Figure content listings
——

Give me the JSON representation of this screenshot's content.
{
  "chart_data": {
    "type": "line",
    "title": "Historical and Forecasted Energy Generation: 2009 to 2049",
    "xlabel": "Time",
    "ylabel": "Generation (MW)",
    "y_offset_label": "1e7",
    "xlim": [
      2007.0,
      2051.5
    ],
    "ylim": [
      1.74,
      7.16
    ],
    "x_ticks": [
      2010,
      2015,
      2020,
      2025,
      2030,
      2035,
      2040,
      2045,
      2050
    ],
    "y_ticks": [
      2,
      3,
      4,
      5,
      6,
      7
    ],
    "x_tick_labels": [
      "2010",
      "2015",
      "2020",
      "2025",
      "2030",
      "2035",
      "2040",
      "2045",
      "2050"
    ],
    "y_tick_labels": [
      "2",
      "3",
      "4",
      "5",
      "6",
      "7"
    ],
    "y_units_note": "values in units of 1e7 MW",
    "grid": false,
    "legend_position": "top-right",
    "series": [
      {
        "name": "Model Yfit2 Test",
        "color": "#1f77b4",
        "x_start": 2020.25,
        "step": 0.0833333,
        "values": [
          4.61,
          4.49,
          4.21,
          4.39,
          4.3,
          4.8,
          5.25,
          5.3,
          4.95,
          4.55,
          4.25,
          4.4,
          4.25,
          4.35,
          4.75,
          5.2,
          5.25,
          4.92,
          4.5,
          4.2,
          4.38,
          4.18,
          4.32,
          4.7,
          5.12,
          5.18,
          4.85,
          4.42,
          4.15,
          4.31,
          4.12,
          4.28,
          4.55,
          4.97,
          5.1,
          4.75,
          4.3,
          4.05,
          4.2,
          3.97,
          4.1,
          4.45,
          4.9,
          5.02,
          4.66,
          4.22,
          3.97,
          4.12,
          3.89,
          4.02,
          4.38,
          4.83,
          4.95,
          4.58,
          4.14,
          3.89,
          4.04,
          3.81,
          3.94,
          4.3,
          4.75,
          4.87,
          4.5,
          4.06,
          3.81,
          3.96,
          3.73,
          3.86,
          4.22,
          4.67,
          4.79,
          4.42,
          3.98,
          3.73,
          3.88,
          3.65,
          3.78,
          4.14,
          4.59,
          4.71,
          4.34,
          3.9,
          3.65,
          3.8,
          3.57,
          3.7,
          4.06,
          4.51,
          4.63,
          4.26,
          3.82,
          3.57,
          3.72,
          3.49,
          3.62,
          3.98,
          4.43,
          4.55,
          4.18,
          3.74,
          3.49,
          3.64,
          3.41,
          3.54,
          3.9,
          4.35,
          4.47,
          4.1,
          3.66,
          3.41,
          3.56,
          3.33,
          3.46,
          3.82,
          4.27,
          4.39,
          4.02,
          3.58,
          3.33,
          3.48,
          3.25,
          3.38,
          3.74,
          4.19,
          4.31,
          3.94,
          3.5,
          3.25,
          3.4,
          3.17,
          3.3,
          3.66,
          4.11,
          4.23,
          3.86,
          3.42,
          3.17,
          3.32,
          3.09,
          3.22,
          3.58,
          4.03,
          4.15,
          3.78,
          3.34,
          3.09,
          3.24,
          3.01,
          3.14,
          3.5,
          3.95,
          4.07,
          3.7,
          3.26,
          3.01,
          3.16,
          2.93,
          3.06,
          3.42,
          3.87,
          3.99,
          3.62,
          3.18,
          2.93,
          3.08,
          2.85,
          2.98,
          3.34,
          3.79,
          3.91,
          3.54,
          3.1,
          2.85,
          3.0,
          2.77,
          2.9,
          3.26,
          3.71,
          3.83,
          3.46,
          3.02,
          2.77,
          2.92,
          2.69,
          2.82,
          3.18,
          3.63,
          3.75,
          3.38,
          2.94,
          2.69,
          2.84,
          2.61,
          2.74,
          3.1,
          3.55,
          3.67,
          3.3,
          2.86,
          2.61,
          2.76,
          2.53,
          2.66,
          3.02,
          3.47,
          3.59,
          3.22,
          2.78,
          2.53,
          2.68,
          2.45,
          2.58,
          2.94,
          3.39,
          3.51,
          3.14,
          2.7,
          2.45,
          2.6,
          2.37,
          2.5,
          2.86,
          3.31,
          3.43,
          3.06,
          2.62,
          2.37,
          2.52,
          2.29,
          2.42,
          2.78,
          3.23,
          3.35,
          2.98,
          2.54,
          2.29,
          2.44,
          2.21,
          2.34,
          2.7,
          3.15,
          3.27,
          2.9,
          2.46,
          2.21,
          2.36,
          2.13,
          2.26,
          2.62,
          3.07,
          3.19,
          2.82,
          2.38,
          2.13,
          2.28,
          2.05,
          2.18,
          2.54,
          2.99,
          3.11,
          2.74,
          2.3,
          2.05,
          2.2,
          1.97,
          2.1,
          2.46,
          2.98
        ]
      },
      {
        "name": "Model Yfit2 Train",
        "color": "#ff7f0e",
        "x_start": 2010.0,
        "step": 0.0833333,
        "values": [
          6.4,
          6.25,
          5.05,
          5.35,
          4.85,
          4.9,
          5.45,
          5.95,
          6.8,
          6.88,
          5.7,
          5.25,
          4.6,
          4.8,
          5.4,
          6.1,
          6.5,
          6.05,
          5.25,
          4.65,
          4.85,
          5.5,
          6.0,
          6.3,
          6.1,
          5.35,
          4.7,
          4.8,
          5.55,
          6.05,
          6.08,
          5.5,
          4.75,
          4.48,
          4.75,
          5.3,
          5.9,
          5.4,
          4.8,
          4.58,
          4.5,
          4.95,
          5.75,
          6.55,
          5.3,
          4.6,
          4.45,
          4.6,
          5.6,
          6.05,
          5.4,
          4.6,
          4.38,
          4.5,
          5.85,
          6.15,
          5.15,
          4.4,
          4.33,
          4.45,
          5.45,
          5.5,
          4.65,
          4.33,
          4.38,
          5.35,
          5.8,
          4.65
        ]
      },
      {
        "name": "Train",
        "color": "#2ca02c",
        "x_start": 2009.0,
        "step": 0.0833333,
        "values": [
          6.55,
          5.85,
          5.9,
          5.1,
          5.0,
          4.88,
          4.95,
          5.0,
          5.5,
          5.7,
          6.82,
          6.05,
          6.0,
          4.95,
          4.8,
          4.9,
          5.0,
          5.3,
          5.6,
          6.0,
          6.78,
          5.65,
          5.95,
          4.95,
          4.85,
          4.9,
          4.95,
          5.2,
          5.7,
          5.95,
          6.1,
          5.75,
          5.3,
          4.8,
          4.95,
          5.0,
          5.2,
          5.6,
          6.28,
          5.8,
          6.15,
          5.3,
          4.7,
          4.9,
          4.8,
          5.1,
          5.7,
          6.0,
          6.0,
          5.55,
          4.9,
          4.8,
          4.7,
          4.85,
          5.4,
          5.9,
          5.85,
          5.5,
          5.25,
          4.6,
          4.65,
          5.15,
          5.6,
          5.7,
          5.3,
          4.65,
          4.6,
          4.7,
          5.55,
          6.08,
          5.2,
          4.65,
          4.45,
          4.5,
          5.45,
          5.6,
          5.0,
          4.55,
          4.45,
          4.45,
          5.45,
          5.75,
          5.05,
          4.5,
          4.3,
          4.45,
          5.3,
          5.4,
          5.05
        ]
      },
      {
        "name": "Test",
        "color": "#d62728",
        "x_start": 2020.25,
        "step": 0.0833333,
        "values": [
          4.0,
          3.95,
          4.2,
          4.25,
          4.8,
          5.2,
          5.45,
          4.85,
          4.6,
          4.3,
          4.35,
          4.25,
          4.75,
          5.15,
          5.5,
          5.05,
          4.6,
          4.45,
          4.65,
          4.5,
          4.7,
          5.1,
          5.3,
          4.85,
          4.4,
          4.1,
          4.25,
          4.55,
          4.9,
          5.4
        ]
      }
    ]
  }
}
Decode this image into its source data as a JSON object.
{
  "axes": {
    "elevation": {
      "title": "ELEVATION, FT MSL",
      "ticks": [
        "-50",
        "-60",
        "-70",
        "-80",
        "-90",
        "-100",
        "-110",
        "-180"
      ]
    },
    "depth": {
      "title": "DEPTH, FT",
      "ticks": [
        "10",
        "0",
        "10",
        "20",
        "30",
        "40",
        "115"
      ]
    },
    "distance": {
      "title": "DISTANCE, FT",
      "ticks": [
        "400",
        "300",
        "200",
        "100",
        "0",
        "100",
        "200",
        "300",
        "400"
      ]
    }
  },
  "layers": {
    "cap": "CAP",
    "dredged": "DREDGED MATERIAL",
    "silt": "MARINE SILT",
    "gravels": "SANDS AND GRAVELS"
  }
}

——

=== Given instruction ===
Repeat exactly, and only, the lines from the one containing "Decode this image" through the end of the material.

=== Task answer ===
Decode this image into its source data as a JSON object.
{
  "axes": {
    "elevation": {
      "title": "ELEVATION, FT MSL",
      "ticks": [
        "-50",
        "-60",
        "-70",
        "-80",
        "-90",
        "-100",
        "-110",
        "-180"
      ]
    },
    "depth": {
      "title": "DEPTH, FT",
      "ticks": [
        "10",
        "0",
        "10",
        "20",
        "30",
        "40",
        "115"
      ]
    },
    "distance": {
      "title": "DISTANCE, FT",
      "ticks": [
        "400",
        "300",
        "200",
        "100",
        "0",
        "100",
        "200",
        "300",
        "400"
      ]
    }
  },
  "layers": {
    "cap": "CAP",
    "dredged": "DREDGED MATERIAL",
    "silt": "MARINE SILT",
    "gravels": "SANDS AND GRAVELS"
  }
}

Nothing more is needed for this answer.